-- Start of AVAILABLE RECORDS --

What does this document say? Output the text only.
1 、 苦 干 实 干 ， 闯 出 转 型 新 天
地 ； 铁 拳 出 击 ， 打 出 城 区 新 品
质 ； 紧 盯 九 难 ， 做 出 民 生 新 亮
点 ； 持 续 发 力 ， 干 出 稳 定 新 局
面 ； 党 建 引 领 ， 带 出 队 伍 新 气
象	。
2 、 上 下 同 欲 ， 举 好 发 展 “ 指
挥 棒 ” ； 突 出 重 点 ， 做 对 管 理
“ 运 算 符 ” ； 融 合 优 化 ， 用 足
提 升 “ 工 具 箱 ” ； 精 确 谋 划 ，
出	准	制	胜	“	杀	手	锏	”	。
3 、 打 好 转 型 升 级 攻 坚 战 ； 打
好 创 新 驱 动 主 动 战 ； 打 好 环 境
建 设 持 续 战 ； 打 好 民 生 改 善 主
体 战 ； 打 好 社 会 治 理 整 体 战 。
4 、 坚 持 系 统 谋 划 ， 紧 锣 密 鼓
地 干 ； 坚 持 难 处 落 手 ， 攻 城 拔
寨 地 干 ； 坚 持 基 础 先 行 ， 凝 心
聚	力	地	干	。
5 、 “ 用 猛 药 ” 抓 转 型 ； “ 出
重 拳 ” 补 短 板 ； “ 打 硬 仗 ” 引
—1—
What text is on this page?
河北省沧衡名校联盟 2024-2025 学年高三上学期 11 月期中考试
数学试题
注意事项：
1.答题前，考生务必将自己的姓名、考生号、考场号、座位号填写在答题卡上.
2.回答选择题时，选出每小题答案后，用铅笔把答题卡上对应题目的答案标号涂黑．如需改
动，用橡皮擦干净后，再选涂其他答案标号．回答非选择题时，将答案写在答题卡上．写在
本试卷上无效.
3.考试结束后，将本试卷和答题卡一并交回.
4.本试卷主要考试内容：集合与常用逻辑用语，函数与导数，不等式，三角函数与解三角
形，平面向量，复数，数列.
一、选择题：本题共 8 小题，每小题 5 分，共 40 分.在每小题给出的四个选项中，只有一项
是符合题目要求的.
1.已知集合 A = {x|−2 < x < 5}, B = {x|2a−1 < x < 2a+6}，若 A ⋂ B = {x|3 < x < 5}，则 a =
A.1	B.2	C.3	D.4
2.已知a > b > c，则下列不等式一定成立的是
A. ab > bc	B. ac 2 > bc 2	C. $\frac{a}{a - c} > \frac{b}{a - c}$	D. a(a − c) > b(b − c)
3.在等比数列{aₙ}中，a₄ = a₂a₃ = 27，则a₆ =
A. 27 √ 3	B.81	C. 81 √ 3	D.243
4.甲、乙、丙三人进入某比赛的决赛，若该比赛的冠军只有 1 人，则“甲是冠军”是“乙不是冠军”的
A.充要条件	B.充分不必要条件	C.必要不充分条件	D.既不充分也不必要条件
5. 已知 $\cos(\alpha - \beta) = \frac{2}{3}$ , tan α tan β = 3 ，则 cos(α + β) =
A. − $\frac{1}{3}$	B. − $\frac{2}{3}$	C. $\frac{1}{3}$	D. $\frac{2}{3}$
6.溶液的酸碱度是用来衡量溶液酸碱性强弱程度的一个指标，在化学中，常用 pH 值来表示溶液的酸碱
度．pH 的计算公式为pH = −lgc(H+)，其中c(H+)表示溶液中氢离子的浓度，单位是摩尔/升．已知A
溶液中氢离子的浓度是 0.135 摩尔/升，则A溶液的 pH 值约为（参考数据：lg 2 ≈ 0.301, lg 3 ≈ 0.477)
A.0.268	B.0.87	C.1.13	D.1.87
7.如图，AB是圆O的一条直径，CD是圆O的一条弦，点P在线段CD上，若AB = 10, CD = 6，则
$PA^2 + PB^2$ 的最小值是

-- End of AVAILABLE RECORDS --

Collect the complete line wherever the string "What" appears in the records.

FINAL ANSWER >>
What does this document say? Output the text only.
What text is on this page?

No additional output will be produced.